• [Task description] Quote the whole listing word for word. Do not include the pictures.

* * *

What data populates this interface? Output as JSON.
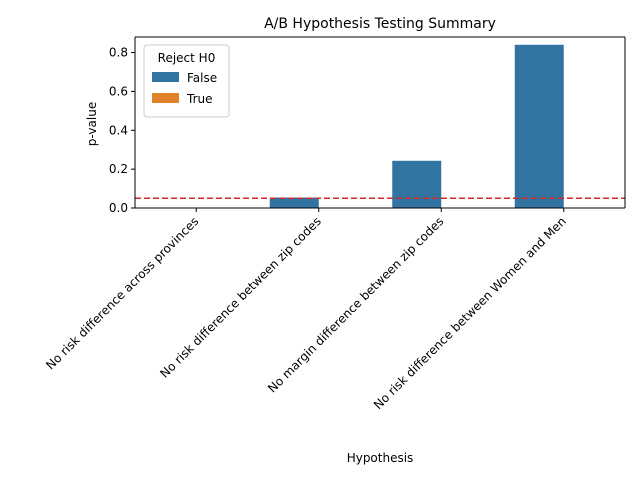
{
  "chart_data": {
    "type": "bar",
    "title": "A/B Hypothesis Testing Summary",
    "xlabel": "Hypothesis",
    "ylabel": "p-value",
    "ylim": [
      0,
      0.88
    ],
    "yticks": [
      0.0,
      0.2,
      0.4,
      0.6,
      0.8
    ],
    "ytick_labels": [
      "0.0",
      "0.2",
      "0.4",
      "0.6",
      "0.8"
    ],
    "categories": [
      "No risk difference across provinces",
      "No risk difference between zip codes",
      "No margin difference between zip codes",
      "No risk difference between Women and Men"
    ],
    "series": [
      {
        "name": "False",
        "color": "#3274a1",
        "values": [
          null,
          0.054,
          0.243,
          0.84
        ]
      },
      {
        "name": "True",
        "color": "#e1812c",
        "values": [
          0.0,
          null,
          null,
          null
        ]
      }
    ],
    "threshold": {
      "value": 0.05,
      "color": "#d62728",
      "style": "dashed"
    },
    "legend": {
      "title": "Reject H0",
      "placement": "top-left"
    }
  }
}
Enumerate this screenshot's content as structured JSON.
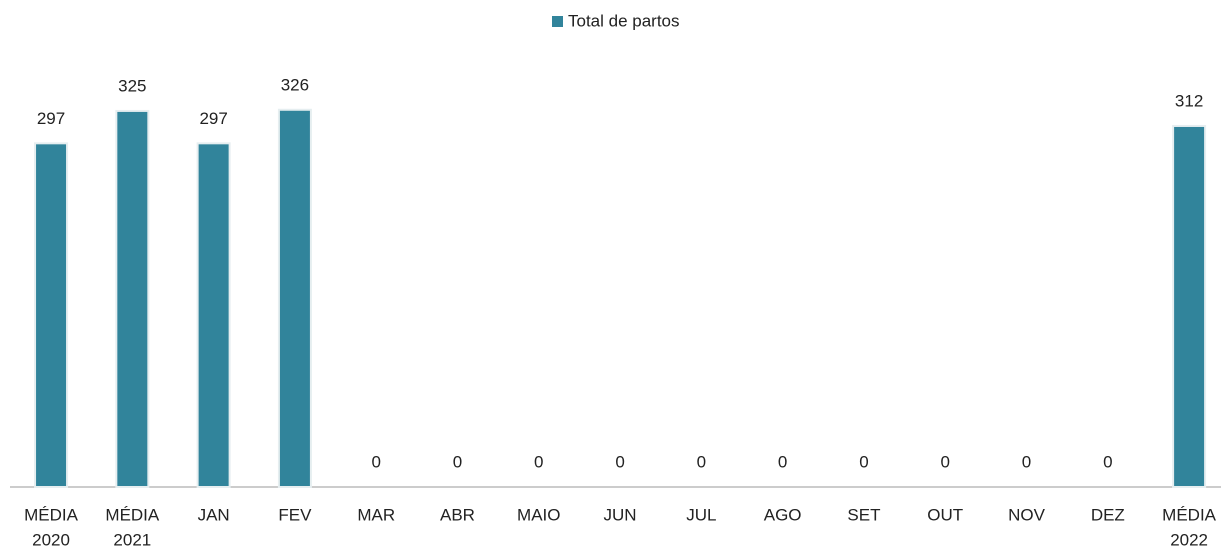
{
  "chart_data": {
    "type": "bar",
    "categories": [
      [
        "MÉDIA",
        "2020"
      ],
      [
        "MÉDIA",
        "2021"
      ],
      [
        "JAN"
      ],
      [
        "FEV"
      ],
      [
        "MAR"
      ],
      [
        "ABR"
      ],
      [
        "MAIO"
      ],
      [
        "JUN"
      ],
      [
        "JUL"
      ],
      [
        "AGO"
      ],
      [
        "SET"
      ],
      [
        "OUT"
      ],
      [
        "NOV"
      ],
      [
        "DEZ"
      ],
      [
        "MÉDIA",
        "2022"
      ]
    ],
    "series": [
      {
        "name": "Total de partos",
        "color": "#31849b",
        "values": [
          297,
          325,
          297,
          326,
          0,
          0,
          0,
          0,
          0,
          0,
          0,
          0,
          0,
          0,
          312
        ]
      }
    ],
    "ylim": [
      0,
      350
    ],
    "legend": "top"
  }
}
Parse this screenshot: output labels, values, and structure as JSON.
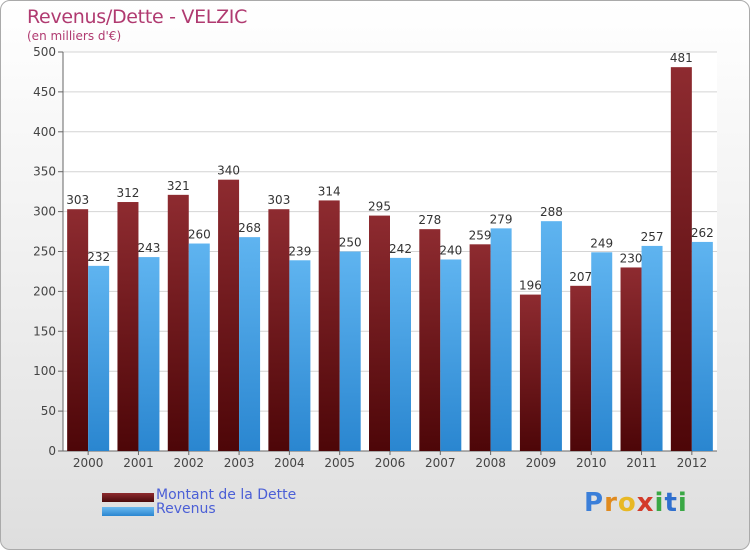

* * *

• [Result of this task]
What data populates this interface? Output as JSON.
{
  "chart_data": {
    "type": "bar",
    "title": "A/B Hypothesis Testing Summary",
    "xlabel": "Hypothesis",
    "ylabel": "p-value",
    "ylim": [
      0,
      0.88
    ],
    "yticks": [
      0.0,
      0.2,
      0.4,
      0.6,
      0.8
    ],
    "ytick_labels": [
      "0.0",
      "0.2",
      "0.4",
      "0.6",
      "0.8"
    ],
    "categories": [
      "No risk difference across provinces",
      "No risk difference between zip codes",
      "No margin difference between zip codes",
      "No risk difference between Women and Men"
    ],
    "series": [
      {
        "name": "False",
        "color": "#3274a1",
        "values": [
          null,
          0.054,
          0.243,
          0.84
        ]
      },
      {
        "name": "True",
        "color": "#e1812c",
        "values": [
          0.0,
          null,
          null,
          null
        ]
      }
    ],
    "threshold": {
      "value": 0.05,
      "color": "#d62728",
      "style": "dashed"
    },
    "legend": {
      "title": "Reject H0",
      "placement": "top-left"
    }
  }
}
Enumerate this screenshot's content as structured JSON.
{
  "chart_data": {
    "type": "bar",
    "categories": [
      [
        "MÉDIA",
        "2020"
      ],
      [
        "MÉDIA",
        "2021"
      ],
      [
        "JAN"
      ],
      [
        "FEV"
      ],
      [
        "MAR"
      ],
      [
        "ABR"
      ],
      [
        "MAIO"
      ],
      [
        "JUN"
      ],
      [
        "JUL"
      ],
      [
        "AGO"
      ],
      [
        "SET"
      ],
      [
        "OUT"
      ],
      [
        "NOV"
      ],
      [
        "DEZ"
      ],
      [
        "MÉDIA",
        "2022"
      ]
    ],
    "series": [
      {
        "name": "Total de partos",
        "color": "#31849b",
        "values": [
          297,
          325,
          297,
          326,
          0,
          0,
          0,
          0,
          0,
          0,
          0,
          0,
          0,
          0,
          312
        ]
      }
    ],
    "ylim": [
      0,
      350
    ],
    "legend": "top"
  }
}
Parse this screenshot: output labels, values, and structure as JSON.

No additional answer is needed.